Notwithstanding any other provisions of this Declaration of Trust, on any matter
submitted to a vote of Shareholders, all Shares of the Trust then entitled to
vote shall be voted by individual
13
series or class, except that (1) when so required by the 1940 Act, Shares shall
be voted in the aggregate and not by individual series or class, and (2) when
the Trustees have determined that the matter affects only the interests of one
or more series or class, then only Shareholders of such series or class(es)
shall be entitled to vote thereon. The Shareholders may hold meetings and take
action as provided in the By-Laws, subject to the requirements of the 1940 Act
where applicable. Each whole Share shall be entitled to one vote as to any
matter on which it is entitled to vote and each fractional share shall be
entitled to a proportionate fractional vote. There shall be no cumulative voting
in the election of Trustees. Shares may be voted in person or by proxy. A proxy
with respect to Shares held in the name of two or more persons shall be valid if
executed by any one of them, unless at or prior to exercise of the proxy the
Trust receives a specific written notice to the contrary from any one of them. A
proxy purporting to be executed by or on behalf of a Shareholder shall be deemed
valid unless challenged at or prior to its exercise, and the burden of proving
invalidity shall rest on the challenger. At any time when no Shares of a Series
are outstanding, the Trustees may exercise all rights of Shareholders of that
Series and may take any action required by law, this Declaration of Trust or the
By-Laws to be taken by Shareholders.

*YOUR OBJECTIVE*: Write the next part of the passage on shareholder voting, picking up after its final sentence. The data that follows is separate from the passage on shareholder voting.

*RECORDED DATA*:

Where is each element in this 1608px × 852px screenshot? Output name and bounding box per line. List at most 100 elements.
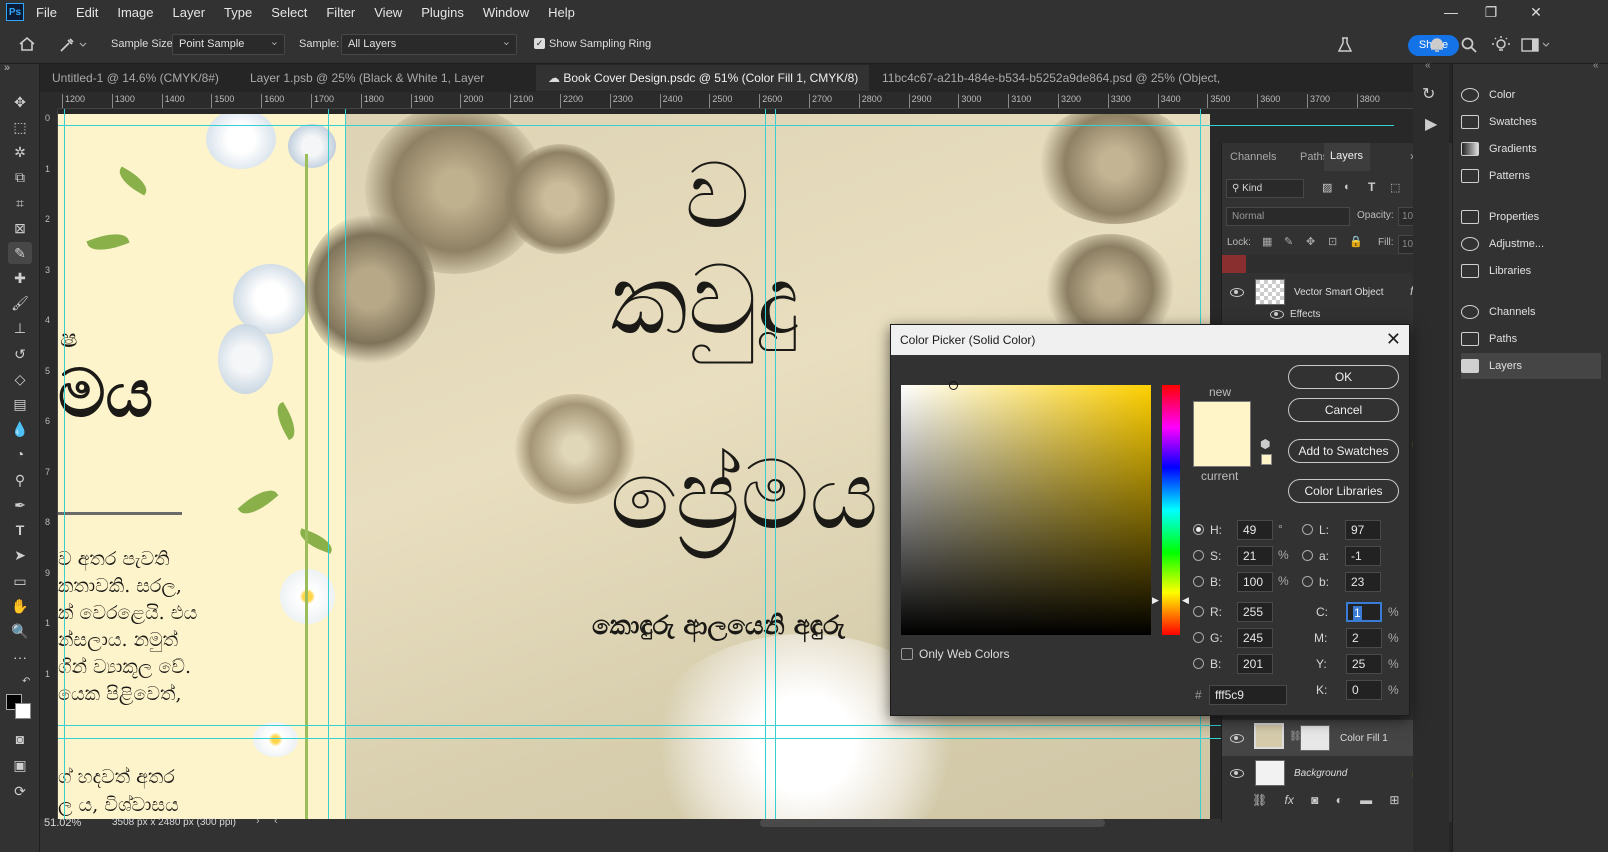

*FINAL ANSWER*:
ARTICLE VI
Distributions, Redemptions, Repurchases
and Determination of Net Asset Value
Distributions
-------------
Section 1. The Trustees may, but need not, distribute from time to
time to the Shareholders of each series such income and gains, accrued or
realized, as the Trustees may determine, after providing for actual and accrued
expenses and liabilities (including such reserves as the Trustees may establish)
determined in accordance with good accounting practices. The Trustees shall have
full discretion to determine which items shall be treated as income and which
items as capital and their determination shall be binding upon the Shareholders.
Distributions of each year's income of each series, if any be made, may be made
in one or more payments, which shall be in Shares, in cash or otherwise and on a
date or dates determined by the Trustees. At any time and from time to time in
their discretion, the Trustees may distribute to the Shareholders of any one or
more series as of a record date or dates determined by the Trustees, in Shares,
in cash or otherwise, all or part of any gains realized on the sale or
disposition of property of the series or otherwise, or all or part of any other
principal of the Trust attributable to the series. Each distribution pursuant to
this Section 1 shall be made ratably according to the number of Shares of the
series or class held by the several Shareholders on the applicable record date
thereof, provided that no distributions need be made on Shares purchased
pursuant to orders received, or for which payment is made, after such time or
times as the Trustees may determine. Any such distribution paid in Shares will
be paid at the net asset value thereof as determined in accordance with this
Declaration of Trust.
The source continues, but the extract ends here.